#### What to do:
Make a numbered list of every line from the start of the entries down to the line that contains "- Point: [150, 646, 173, 660]", leaving out any blank lines.

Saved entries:
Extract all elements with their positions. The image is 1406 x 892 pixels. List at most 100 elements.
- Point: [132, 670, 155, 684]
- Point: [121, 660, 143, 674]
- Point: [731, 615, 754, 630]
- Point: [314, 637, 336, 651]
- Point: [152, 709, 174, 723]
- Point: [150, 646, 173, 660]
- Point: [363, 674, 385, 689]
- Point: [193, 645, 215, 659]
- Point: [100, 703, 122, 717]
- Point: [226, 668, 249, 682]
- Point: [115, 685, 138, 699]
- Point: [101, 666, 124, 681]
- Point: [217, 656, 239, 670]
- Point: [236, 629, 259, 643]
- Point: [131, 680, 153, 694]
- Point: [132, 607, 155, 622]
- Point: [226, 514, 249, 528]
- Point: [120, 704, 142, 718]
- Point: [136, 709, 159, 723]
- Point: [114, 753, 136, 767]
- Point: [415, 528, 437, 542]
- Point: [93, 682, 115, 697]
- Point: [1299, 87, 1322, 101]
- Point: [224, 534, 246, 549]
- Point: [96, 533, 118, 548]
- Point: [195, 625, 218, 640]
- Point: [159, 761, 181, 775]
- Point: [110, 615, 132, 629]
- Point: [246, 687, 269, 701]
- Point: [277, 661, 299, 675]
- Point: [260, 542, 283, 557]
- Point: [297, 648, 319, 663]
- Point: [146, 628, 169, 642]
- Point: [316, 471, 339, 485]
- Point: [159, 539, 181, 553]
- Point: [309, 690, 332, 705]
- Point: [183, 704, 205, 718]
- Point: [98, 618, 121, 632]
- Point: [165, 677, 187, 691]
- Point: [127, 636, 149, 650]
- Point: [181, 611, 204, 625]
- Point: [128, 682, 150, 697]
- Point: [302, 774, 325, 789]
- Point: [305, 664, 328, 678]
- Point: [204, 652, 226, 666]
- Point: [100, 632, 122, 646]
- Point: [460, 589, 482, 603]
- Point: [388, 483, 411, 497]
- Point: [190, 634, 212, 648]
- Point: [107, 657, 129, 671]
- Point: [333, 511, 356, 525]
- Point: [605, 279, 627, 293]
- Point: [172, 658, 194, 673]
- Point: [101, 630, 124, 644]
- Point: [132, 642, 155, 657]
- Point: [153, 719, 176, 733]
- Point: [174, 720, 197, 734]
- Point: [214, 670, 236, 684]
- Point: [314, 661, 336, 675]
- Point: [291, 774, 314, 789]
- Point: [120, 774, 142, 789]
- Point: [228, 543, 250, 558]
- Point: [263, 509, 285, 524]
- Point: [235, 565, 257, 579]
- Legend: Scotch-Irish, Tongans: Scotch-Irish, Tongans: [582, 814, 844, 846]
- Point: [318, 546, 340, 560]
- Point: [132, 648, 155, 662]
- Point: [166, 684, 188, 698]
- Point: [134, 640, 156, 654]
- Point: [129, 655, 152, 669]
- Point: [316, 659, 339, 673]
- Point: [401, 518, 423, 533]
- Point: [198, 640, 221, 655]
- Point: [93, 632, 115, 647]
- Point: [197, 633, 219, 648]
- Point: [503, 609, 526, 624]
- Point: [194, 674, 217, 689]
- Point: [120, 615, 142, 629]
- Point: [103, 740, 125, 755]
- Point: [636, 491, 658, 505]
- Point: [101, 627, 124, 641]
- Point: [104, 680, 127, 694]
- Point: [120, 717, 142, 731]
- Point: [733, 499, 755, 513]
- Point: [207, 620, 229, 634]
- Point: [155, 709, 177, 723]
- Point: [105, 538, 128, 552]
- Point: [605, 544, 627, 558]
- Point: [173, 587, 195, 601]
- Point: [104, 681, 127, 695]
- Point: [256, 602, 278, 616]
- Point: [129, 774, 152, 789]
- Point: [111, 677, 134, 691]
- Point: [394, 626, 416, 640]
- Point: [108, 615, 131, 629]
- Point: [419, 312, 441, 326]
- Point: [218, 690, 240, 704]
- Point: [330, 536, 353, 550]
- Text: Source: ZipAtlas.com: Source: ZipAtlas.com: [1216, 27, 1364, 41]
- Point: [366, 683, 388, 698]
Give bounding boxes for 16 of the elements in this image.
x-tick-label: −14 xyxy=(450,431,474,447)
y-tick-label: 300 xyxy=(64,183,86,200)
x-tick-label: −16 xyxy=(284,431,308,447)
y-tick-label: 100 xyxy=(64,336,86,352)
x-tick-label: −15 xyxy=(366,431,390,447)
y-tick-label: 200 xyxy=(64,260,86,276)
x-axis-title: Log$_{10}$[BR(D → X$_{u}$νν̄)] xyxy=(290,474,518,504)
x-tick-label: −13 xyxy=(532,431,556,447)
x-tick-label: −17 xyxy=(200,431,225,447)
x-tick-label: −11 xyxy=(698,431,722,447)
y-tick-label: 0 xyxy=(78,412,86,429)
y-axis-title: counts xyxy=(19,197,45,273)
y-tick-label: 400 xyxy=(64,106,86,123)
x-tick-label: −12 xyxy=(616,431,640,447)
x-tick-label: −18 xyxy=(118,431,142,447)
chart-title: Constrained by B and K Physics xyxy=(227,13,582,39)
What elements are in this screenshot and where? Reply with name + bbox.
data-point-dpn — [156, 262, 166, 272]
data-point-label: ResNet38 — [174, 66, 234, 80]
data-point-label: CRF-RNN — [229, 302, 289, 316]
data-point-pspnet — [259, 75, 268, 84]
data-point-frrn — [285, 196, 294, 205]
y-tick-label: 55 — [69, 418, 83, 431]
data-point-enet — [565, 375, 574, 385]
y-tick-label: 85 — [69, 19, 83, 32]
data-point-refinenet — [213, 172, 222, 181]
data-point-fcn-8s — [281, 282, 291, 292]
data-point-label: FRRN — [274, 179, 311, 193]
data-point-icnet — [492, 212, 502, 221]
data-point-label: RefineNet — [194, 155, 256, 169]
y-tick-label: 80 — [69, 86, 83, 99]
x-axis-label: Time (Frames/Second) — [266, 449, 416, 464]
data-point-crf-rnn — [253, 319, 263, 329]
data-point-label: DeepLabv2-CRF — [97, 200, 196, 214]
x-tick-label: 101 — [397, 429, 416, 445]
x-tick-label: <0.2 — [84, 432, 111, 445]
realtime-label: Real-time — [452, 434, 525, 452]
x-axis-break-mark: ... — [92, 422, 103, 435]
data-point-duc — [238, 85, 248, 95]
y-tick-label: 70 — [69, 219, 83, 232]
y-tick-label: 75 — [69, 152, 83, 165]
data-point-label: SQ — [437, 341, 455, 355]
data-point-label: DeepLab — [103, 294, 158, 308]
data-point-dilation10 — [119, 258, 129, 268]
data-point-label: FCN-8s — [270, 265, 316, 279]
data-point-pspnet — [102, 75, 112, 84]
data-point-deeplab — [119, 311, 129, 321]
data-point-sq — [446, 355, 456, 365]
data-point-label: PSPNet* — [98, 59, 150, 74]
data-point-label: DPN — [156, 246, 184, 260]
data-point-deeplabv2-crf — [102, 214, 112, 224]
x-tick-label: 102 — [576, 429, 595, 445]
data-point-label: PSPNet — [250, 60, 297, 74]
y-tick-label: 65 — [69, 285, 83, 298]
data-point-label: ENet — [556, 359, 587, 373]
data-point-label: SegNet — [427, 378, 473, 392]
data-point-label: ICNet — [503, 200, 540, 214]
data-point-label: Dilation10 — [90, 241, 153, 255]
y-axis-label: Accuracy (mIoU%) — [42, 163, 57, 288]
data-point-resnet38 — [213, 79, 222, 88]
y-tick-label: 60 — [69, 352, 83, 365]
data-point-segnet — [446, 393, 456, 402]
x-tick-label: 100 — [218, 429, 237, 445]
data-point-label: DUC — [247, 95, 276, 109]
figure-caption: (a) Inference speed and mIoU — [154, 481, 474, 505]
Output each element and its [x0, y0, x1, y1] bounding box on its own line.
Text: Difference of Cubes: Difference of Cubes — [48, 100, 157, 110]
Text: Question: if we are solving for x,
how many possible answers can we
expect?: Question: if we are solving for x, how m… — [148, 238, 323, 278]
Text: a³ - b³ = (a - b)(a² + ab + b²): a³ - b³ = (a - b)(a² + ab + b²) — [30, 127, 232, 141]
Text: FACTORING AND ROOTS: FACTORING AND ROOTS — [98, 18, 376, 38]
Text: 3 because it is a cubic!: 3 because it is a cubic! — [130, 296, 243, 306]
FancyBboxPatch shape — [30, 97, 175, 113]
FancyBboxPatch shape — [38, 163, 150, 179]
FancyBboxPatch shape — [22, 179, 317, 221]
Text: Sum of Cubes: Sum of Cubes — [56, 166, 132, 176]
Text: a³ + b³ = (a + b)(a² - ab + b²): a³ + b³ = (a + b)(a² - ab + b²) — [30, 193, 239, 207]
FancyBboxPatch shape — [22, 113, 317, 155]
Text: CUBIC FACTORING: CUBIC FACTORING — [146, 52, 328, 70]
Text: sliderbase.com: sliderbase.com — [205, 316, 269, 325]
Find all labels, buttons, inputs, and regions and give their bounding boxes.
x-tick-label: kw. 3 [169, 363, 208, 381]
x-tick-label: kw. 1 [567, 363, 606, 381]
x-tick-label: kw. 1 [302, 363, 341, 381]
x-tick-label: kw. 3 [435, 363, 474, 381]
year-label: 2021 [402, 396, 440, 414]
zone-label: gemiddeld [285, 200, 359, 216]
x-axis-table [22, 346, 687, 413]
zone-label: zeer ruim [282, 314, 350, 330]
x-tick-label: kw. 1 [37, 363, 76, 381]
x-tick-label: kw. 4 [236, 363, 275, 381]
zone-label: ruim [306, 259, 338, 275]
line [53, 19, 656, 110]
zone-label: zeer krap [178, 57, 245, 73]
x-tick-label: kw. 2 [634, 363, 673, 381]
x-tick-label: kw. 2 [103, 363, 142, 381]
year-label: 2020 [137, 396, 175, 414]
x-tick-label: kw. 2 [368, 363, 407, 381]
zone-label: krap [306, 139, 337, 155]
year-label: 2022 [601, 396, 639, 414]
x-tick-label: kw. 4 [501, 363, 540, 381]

#### In response:
1. Extract all elements with their positions. The image is 1406 x 892 pixels. List at most 100 elements.
2. - Point: [132, 670, 155, 684]
3. - Point: [121, 660, 143, 674]
4. - Point: [731, 615, 754, 630]
5. - Point: [314, 637, 336, 651]
6. - Point: [152, 709, 174, 723]
7. - Point: [150, 646, 173, 660]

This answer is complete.